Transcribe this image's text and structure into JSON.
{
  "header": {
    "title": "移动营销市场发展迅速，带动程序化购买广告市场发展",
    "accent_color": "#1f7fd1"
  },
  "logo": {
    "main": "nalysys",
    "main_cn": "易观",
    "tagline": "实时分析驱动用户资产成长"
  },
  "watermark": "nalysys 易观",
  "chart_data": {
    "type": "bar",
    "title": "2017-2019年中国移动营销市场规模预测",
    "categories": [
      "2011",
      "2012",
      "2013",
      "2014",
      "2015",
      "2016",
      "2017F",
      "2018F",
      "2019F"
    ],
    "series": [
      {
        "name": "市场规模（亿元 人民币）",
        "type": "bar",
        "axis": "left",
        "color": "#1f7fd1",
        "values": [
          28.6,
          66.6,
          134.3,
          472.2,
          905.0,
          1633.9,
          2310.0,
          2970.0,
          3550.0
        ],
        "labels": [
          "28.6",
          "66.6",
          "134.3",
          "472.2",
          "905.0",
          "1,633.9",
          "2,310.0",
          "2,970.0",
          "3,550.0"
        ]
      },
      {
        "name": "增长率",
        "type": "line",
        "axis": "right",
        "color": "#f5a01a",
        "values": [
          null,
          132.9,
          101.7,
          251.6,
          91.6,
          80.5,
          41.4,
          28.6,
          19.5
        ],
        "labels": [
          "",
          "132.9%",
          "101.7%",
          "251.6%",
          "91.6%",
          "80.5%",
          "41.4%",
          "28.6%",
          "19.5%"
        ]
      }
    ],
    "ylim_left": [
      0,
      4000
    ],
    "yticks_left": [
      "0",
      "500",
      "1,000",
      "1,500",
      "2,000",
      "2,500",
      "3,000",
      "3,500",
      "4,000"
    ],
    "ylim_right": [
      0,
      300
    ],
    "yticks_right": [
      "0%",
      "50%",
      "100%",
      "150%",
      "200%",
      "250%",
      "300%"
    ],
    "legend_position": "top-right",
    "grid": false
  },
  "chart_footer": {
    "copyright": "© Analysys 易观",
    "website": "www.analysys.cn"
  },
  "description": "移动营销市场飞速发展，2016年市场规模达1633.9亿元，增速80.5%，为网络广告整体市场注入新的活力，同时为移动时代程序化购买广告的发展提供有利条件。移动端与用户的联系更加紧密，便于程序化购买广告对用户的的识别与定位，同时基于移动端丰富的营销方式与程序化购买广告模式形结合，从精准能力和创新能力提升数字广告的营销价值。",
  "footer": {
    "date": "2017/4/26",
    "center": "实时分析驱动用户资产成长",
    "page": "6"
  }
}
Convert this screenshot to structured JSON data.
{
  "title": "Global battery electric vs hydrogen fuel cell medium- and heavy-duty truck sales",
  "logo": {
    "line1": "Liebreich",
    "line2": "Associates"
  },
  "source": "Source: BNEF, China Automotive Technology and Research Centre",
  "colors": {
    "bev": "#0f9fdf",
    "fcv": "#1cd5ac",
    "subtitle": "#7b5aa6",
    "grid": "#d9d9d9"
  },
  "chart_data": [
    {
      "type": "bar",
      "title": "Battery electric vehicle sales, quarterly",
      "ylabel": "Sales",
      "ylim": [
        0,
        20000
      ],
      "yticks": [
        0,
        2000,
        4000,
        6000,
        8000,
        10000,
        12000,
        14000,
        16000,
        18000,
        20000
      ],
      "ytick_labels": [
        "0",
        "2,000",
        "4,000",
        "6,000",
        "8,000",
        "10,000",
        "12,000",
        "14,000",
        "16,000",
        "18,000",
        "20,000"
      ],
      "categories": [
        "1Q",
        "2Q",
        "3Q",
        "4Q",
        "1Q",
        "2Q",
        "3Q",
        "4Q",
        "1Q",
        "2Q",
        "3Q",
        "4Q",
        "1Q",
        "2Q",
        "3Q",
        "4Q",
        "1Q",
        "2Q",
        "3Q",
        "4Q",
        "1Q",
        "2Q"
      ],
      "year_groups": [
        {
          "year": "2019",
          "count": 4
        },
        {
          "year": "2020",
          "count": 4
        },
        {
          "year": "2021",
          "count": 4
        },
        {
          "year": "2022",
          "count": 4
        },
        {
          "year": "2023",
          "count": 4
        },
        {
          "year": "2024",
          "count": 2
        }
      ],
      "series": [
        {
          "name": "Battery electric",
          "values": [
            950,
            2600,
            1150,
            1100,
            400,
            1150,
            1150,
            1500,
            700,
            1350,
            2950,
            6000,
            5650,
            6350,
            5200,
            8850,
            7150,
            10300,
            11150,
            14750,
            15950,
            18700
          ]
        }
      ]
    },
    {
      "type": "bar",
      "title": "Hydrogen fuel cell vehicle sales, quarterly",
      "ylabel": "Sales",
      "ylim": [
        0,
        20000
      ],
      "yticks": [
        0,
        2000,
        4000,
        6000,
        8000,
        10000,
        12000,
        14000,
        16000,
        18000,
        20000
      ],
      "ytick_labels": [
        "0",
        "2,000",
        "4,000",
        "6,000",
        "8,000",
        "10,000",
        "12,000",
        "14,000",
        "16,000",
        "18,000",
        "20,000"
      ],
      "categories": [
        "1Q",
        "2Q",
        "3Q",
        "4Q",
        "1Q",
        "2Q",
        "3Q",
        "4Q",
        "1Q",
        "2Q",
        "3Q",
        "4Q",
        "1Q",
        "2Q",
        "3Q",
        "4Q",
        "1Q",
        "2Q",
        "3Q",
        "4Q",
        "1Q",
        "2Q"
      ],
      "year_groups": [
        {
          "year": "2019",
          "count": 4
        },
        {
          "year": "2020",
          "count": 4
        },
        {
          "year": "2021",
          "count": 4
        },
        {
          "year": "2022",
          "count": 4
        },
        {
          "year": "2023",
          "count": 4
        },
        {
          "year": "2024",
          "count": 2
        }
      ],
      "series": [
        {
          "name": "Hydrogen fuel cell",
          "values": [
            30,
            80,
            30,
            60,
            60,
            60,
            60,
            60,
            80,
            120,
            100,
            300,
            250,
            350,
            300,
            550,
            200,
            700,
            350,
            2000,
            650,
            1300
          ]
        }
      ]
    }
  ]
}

++++

Work to be completed:
Check each line of the material above for "fuel" and say how many lines contain it, giving the number alone.

Task solution:
3